> What you will do
Copy every line that contains the string "away" from the entries below.

Data entries:
■ ■ ■

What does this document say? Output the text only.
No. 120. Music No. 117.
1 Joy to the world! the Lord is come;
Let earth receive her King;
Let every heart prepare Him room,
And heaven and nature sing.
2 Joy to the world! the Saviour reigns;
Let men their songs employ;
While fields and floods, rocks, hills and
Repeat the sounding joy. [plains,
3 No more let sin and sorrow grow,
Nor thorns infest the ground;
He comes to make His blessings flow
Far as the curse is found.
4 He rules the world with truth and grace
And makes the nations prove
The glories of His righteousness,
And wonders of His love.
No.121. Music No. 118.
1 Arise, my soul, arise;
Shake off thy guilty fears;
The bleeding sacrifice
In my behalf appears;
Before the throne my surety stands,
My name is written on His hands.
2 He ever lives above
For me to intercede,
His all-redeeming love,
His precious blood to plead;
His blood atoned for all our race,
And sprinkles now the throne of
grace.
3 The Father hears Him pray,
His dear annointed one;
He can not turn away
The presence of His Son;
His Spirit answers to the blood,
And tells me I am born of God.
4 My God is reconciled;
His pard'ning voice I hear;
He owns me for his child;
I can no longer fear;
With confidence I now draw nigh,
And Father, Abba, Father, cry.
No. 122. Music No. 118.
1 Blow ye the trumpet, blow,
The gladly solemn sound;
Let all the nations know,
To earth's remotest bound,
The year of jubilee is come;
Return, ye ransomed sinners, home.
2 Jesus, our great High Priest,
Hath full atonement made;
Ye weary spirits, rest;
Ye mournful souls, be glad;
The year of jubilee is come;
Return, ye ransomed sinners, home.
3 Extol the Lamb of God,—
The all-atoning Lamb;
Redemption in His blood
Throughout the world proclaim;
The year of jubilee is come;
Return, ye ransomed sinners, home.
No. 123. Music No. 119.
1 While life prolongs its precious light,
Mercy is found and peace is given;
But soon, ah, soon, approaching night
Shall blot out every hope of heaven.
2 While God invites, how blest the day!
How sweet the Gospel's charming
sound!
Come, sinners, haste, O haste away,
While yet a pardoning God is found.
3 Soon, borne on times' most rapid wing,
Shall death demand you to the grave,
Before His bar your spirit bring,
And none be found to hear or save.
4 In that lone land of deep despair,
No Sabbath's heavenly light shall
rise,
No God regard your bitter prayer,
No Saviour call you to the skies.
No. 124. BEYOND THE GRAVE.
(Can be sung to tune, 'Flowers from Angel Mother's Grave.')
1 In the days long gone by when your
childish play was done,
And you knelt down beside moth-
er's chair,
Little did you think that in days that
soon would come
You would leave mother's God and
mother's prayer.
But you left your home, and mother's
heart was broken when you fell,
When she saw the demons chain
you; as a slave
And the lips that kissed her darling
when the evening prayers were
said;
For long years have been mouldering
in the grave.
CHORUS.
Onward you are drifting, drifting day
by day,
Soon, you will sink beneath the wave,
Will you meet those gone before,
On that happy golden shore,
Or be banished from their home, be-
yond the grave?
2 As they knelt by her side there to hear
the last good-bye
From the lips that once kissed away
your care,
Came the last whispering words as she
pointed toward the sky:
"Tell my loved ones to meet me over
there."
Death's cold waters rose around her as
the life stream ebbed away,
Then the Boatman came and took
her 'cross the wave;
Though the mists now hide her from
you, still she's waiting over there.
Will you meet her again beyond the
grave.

■ ■ ■

> Right answer
He can not turn away
Come, sinners, haste, O haste away,
From the lips that once kissed away
the life stream ebbed away,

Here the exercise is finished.